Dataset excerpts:
____

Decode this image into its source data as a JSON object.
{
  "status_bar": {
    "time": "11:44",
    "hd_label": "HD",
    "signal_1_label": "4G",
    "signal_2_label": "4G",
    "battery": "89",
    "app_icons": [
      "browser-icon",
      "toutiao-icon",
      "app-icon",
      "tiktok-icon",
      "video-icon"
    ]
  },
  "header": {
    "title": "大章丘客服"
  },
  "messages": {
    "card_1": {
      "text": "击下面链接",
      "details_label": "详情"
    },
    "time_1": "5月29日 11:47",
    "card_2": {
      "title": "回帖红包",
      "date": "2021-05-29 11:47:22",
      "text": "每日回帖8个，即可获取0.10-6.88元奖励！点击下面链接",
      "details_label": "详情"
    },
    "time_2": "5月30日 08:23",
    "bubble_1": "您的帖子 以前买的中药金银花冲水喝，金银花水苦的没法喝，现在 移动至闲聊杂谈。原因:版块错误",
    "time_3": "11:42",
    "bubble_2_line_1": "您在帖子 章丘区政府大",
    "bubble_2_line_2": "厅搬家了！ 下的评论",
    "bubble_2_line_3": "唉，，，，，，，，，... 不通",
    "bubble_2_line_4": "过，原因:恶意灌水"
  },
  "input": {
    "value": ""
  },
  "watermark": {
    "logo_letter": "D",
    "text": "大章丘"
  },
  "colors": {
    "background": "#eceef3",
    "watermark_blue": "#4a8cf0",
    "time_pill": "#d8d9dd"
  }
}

____

● Exercise description
Copy out each record, keeping every word as it is.

● Exercise output
Decode this image into its source data as a JSON object.
{
  "status_bar": {
    "time": "11:44",
    "hd_label": "HD",
    "signal_1_label": "4G",
    "signal_2_label": "4G",
    "battery": "89",
    "app_icons": [
      "browser-icon",
      "toutiao-icon",
      "app-icon",
      "tiktok-icon",
      "video-icon"
    ]
  },
  "header": {
    "title": "大章丘客服"
  },
  "messages": {
    "card_1": {
      "text": "击下面链接",
      "details_label": "详情"
    },
    "time_1": "5月29日 11:47",
    "card_2": {
      "title": "回帖红包",
      "date": "2021-05-29 11:47:22",
      "text": "每日回帖8个，即可获取0.10-6.88元奖励！点击下面链接",
      "details_label": "详情"
    },
    "time_2": "5月30日 08:23",
    "bubble_1": "您的帖子 以前买的中药金银花冲水喝，金银花水苦的没法喝，现在 移动至闲聊杂谈。原因:版块错误",
    "time_3": "11:42",
    "bubble_2_line_1": "您在帖子 章丘区政府大",
    "bubble_2_line_2": "厅搬家了！ 下的评论",
    "bubble_2_line_3": "唉，，，，，，，，，... 不通",
    "bubble_2_line_4": "过，原因:恶意灌水"
  },
  "input": {
    "value": ""
  },
  "watermark": {
    "logo_letter": "D",
    "text": "大章丘"
  },
  "colors": {
    "background": "#eceef3",
    "watermark_blue": "#4a8cf0",
    "time_pill": "#d8d9dd"
  }
}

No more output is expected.